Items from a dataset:
-------------------------

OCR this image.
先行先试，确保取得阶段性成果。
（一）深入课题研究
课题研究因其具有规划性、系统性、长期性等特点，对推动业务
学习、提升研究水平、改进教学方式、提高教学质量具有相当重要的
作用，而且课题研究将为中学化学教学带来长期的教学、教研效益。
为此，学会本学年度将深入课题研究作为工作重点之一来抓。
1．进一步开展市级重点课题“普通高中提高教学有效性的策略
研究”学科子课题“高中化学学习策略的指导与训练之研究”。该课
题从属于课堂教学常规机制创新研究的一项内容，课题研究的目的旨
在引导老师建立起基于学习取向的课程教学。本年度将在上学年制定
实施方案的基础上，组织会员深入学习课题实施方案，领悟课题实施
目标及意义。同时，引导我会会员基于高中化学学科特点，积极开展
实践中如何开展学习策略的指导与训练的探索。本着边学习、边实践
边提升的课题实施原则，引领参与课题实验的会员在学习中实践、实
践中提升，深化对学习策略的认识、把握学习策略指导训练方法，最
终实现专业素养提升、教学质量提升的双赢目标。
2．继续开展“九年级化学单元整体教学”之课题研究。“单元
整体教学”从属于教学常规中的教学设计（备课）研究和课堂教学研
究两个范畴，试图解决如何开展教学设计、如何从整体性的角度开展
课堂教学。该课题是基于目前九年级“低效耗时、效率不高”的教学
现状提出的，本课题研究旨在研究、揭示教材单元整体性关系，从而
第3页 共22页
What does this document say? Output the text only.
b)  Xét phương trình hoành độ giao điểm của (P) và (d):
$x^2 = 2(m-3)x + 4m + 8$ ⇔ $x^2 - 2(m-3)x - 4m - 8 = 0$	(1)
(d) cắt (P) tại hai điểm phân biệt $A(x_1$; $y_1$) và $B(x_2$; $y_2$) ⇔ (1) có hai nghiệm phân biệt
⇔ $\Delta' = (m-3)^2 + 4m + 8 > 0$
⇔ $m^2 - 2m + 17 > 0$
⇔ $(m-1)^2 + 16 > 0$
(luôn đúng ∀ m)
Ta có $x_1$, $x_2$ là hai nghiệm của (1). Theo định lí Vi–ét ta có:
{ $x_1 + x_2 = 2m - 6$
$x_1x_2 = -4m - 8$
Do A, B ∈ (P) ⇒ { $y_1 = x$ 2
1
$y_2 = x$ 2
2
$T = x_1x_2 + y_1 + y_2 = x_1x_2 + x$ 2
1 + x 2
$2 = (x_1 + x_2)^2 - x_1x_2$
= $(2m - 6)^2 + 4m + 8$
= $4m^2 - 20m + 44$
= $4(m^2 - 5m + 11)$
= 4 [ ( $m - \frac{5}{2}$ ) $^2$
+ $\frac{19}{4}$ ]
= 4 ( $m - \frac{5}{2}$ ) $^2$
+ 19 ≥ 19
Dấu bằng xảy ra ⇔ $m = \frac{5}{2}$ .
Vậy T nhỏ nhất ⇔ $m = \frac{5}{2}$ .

-------------------------

Pull out each line of the records holding the string "frac".

= 4 [ ( $m - \frac{5}{2}$ ) $^2$
+ $\frac{19}{4}$ ]
= 4 ( $m - \frac{5}{2}$ ) $^2$
Dấu bằng xảy ra ⇔ $m = \frac{5}{2}$ .
Vậy T nhỏ nhất ⇔ $m = \frac{5}{2}$ .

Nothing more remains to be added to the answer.